***** RECORDS FOR THE TASK
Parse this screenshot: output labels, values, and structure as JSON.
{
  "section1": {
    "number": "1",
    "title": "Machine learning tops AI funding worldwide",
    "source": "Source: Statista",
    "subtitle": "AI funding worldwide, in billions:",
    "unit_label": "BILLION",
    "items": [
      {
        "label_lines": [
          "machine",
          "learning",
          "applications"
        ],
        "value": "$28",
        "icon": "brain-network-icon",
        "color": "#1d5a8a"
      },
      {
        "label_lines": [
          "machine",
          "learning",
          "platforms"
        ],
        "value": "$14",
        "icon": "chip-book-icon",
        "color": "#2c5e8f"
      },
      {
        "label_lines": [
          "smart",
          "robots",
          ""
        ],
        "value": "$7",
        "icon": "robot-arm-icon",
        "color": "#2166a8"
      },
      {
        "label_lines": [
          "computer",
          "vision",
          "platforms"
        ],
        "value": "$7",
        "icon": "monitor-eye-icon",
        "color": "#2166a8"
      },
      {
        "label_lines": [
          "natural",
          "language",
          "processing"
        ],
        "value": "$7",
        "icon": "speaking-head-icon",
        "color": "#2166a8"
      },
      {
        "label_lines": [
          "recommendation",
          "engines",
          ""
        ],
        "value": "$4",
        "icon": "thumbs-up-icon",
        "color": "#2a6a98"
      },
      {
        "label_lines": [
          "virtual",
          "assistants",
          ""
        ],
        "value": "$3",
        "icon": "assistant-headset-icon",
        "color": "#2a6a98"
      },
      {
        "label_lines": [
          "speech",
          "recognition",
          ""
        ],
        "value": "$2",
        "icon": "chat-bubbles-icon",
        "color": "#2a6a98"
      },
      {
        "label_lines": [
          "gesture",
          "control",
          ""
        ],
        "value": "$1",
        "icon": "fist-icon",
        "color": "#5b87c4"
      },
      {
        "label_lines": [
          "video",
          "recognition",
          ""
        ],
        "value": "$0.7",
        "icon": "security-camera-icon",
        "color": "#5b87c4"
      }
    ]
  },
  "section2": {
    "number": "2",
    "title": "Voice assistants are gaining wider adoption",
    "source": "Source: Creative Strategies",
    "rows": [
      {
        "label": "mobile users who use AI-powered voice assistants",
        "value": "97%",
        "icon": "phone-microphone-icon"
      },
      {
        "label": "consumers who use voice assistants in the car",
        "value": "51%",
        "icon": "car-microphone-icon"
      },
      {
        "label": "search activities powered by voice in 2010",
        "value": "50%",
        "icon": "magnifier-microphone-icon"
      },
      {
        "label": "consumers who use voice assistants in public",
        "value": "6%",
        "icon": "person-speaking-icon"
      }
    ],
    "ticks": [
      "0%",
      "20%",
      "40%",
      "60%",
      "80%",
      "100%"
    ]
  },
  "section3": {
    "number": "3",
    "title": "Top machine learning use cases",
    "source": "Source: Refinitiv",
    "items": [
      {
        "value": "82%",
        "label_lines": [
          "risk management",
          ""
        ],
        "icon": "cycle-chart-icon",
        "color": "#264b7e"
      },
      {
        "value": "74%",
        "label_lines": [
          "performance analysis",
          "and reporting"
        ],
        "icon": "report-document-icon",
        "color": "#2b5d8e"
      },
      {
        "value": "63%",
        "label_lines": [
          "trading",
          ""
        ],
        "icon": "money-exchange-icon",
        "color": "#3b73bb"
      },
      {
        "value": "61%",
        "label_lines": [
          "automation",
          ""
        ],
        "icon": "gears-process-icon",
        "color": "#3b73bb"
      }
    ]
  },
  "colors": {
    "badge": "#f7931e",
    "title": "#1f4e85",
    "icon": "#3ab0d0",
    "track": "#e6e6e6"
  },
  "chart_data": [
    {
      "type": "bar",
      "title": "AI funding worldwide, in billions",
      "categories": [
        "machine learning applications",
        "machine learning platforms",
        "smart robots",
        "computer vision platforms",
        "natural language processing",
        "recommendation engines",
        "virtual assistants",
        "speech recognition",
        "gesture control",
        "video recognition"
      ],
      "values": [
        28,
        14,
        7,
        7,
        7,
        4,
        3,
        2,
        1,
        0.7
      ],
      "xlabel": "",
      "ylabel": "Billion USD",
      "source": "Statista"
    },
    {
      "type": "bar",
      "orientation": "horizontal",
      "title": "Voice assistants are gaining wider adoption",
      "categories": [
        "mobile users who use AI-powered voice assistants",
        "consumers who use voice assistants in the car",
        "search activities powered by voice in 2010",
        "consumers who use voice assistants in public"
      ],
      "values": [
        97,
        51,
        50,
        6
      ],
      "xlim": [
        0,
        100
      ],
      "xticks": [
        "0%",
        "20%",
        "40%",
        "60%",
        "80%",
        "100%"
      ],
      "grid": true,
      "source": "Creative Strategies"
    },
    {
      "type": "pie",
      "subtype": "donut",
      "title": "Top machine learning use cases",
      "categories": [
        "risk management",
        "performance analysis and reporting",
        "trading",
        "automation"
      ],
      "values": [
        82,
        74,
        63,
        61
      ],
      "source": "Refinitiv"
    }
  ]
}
**********
***** RECORDS FOR THE TASK
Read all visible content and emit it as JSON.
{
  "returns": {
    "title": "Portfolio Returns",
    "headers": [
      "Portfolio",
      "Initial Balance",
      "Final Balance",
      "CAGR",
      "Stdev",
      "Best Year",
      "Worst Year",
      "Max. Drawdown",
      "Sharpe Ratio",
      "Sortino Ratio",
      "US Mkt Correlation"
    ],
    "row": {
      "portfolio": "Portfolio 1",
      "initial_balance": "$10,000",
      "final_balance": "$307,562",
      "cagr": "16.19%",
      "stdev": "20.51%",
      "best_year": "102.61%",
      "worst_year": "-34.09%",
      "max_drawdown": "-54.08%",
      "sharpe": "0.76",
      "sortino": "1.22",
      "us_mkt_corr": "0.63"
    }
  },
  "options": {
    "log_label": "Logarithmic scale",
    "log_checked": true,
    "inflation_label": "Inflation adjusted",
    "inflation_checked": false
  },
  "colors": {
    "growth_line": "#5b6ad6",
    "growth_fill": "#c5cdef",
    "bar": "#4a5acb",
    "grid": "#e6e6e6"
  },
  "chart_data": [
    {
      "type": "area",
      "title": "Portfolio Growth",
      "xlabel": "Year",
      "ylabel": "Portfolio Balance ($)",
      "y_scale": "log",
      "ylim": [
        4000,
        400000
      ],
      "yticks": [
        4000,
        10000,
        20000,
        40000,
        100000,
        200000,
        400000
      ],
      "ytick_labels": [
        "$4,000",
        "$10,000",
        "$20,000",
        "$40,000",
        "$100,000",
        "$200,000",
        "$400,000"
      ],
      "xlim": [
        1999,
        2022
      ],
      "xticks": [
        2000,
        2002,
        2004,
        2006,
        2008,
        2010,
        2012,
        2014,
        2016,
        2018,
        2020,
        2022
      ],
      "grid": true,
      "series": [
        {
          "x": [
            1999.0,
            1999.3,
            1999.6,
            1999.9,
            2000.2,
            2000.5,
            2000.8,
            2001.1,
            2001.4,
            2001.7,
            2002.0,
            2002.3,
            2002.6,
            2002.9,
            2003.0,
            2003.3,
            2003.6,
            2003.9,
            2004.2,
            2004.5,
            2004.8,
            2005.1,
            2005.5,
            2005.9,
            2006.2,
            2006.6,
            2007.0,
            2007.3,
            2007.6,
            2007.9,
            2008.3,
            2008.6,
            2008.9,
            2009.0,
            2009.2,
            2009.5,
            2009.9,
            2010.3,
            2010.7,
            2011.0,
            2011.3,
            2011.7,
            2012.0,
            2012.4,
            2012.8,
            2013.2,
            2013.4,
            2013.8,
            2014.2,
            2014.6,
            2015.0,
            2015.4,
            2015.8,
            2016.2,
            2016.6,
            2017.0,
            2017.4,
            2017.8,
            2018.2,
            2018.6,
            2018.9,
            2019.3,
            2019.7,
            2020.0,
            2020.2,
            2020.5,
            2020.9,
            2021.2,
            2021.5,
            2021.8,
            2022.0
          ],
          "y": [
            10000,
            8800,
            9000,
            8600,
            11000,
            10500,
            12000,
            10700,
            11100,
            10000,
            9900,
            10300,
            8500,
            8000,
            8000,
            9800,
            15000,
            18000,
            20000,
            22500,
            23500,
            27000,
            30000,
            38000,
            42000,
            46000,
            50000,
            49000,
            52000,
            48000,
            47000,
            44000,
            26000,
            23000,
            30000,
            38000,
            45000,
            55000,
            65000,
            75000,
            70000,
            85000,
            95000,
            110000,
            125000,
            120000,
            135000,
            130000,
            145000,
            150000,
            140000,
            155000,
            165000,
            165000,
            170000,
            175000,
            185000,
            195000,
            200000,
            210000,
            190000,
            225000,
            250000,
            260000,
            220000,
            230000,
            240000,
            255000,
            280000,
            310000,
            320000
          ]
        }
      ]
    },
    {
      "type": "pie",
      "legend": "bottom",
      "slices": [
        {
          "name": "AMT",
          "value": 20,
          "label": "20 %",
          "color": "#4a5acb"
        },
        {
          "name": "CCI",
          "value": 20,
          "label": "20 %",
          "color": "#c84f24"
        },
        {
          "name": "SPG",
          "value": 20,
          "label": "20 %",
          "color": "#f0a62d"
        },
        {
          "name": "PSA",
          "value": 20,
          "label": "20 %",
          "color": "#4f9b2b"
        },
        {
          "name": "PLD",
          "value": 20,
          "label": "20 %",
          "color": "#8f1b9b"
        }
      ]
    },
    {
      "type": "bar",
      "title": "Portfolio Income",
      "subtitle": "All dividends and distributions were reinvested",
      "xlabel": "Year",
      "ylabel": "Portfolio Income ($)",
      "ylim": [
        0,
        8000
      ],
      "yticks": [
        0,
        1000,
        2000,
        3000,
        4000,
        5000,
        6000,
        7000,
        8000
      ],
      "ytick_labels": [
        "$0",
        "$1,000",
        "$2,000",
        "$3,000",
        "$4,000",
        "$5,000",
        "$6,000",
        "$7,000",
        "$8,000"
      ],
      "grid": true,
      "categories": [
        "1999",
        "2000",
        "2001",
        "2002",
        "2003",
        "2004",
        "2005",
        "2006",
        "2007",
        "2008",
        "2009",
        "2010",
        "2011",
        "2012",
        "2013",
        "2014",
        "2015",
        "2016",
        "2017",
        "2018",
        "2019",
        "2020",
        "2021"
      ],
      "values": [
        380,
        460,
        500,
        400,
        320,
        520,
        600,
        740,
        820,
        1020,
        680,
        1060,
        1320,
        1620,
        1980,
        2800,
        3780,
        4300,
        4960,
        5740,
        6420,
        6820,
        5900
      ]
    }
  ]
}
**********
» **EXERCISE DESCRIPTION**
Every line in the data above that contains "subtitle" needs to be copied.

» **EXERCISE RESULT**
    "subtitle": "AI funding worldwide, in billions:",
      "subtitle": "All dividends and distributions were reinvested",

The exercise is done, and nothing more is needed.